* _Stated problem_:
Find each line with "name" and copy it.

* _Records provided_:
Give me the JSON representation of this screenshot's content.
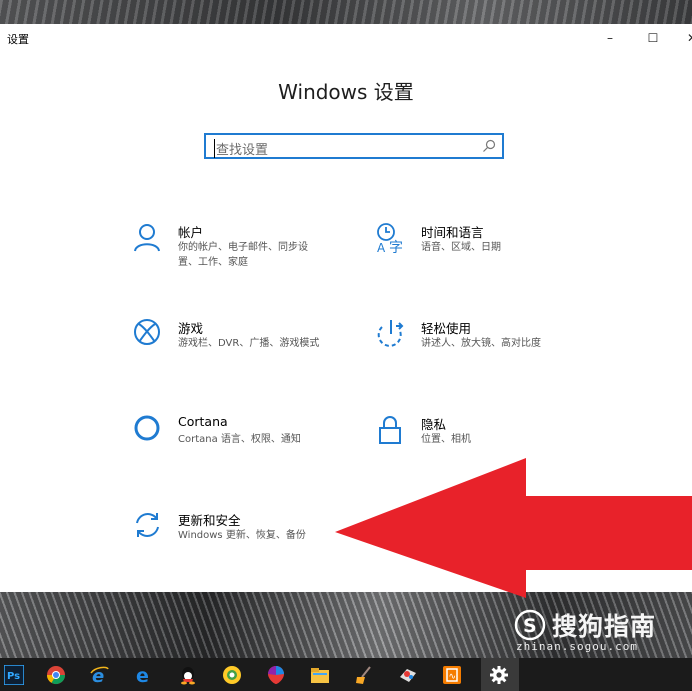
{
  "window": {
    "title": "设置",
    "minimize": "–",
    "maximize": "☐",
    "close": "✕"
  },
  "page": {
    "title": "Windows 设置"
  },
  "search": {
    "placeholder": "查找设置",
    "icon": "search-icon"
  },
  "tiles": [
    {
      "name": "帐户",
      "desc": "你的帐户、电子邮件、同步设置、工作、家庭",
      "icon": "person-icon"
    },
    {
      "name": "时间和语言",
      "desc": "语音、区域、日期",
      "icon": "time-language-icon"
    },
    {
      "name": "游戏",
      "desc": "游戏栏、DVR、广播、游戏模式",
      "icon": "xbox-icon"
    },
    {
      "name": "轻松使用",
      "desc": "讲述人、放大镜、高对比度",
      "icon": "ease-of-access-icon"
    },
    {
      "name": "Cortana",
      "desc": "Cortana 语言、权限、通知",
      "icon": "cortana-icon"
    },
    {
      "name": "隐私",
      "desc": "位置、相机",
      "icon": "lock-icon"
    },
    {
      "name": "更新和安全",
      "desc": "Windows 更新、恢复、备份",
      "icon": "update-sync-icon"
    }
  ],
  "taskbar": {
    "items": [
      "photoshop-icon",
      "chrome-icon",
      "ie-icon",
      "edge-icon",
      "qq-icon",
      "browser-icon",
      "paint-icon",
      "file-explorer-icon",
      "cleaner-icon",
      "app-icon",
      "notes-icon",
      "settings-icon"
    ],
    "ps_label": "Ps"
  },
  "watermark": {
    "main": "搜狗指南",
    "sub": "zhinan.sogou.com"
  },
  "colors": {
    "accent": "#1f7bd1",
    "arrow": "#e8222a"
  }
}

* _The result_:
      "name": "帐户",
      "name": "时间和语言",
      "name": "游戏",
      "name": "轻松使用",
      "name": "Cortana",
      "name": "隐私",
      "name": "更新和安全",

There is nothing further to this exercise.